● What the task requires: Word for word, print each line of the listing below; pictures stay out.

Figure collection entries

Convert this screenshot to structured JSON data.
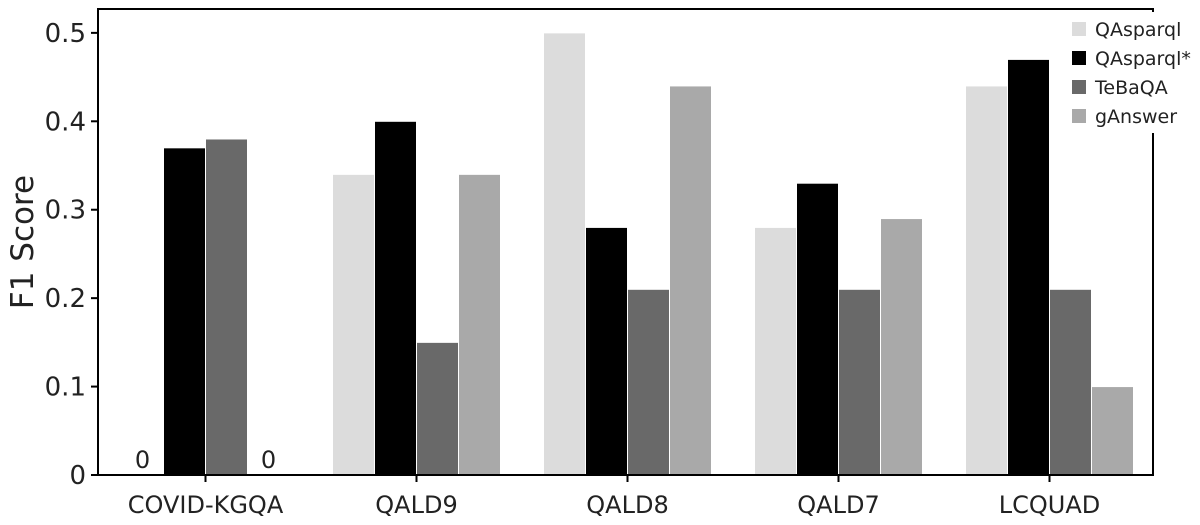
{
  "chart_data": {
    "type": "bar",
    "title": "",
    "xlabel": "",
    "ylabel": "F1 Score",
    "ylim": [
      0,
      0.527
    ],
    "yticks": [
      0,
      0.1,
      0.2,
      0.3,
      0.4,
      0.5
    ],
    "ytick_labels": [
      "0",
      "0.1",
      "0.2",
      "0.3",
      "0.4",
      "0.5"
    ],
    "categories": [
      "COVID-KGQA",
      "QALD9",
      "QALD8",
      "QALD7",
      "LCQUAD"
    ],
    "series": [
      {
        "name": "QAsparql",
        "color": "#dcdcdc",
        "values": [
          0,
          0.34,
          0.5,
          0.28,
          0.44
        ]
      },
      {
        "name": "QAsparql*",
        "color": "#000000",
        "values": [
          0.37,
          0.4,
          0.28,
          0.33,
          0.47
        ]
      },
      {
        "name": "TeBaQA",
        "color": "#696969",
        "values": [
          0.38,
          0.15,
          0.21,
          0.21,
          0.21
        ]
      },
      {
        "name": "gAnswer",
        "color": "#a9a9a9",
        "values": [
          0,
          0.34,
          0.44,
          0.29,
          0.1
        ]
      }
    ],
    "annotations": [
      {
        "category": "COVID-KGQA",
        "series": "QAsparql",
        "text": "0"
      },
      {
        "category": "COVID-KGQA",
        "series": "gAnswer",
        "text": "0"
      }
    ],
    "legend_position": "top-right",
    "grid": false
  }
}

● Finished task:
Convert this screenshot to structured JSON data.
{
  "chart_data": {
    "type": "bar",
    "title": "",
    "xlabel": "",
    "ylabel": "F1 Score",
    "ylim": [
      0,
      0.527
    ],
    "yticks": [
      0,
      0.1,
      0.2,
      0.3,
      0.4,
      0.5
    ],
    "ytick_labels": [
      "0",
      "0.1",
      "0.2",
      "0.3",
      "0.4",
      "0.5"
    ],
    "categories": [
      "COVID-KGQA",
      "QALD9",
      "QALD8",
      "QALD7",
      "LCQUAD"
    ],
    "series": [
      {
        "name": "QAsparql",
        "color": "#dcdcdc",
        "values": [
          0,
          0.34,
          0.5,
          0.28,
          0.44
        ]
      },
      {
        "name": "QAsparql*",
        "color": "#000000",
        "values": [
          0.37,
          0.4,
          0.28,
          0.33,
          0.47
        ]
      },
      {
        "name": "TeBaQA",
        "color": "#696969",
        "values": [
          0.38,
          0.15,
          0.21,
          0.21,
          0.21
        ]
      },
      {
        "name": "gAnswer",
        "color": "#a9a9a9",
        "values": [
          0,
          0.34,
          0.44,
          0.29,
          0.1
        ]
      }
    ],
    "annotations": [
      {
        "category": "COVID-KGQA",
        "series": "QAsparql",
        "text": "0"
      },
      {
        "category": "COVID-KGQA",
        "series": "gAnswer",
        "text": "0"
      }
    ],
    "legend_position": "top-right",
    "grid": false
  }
}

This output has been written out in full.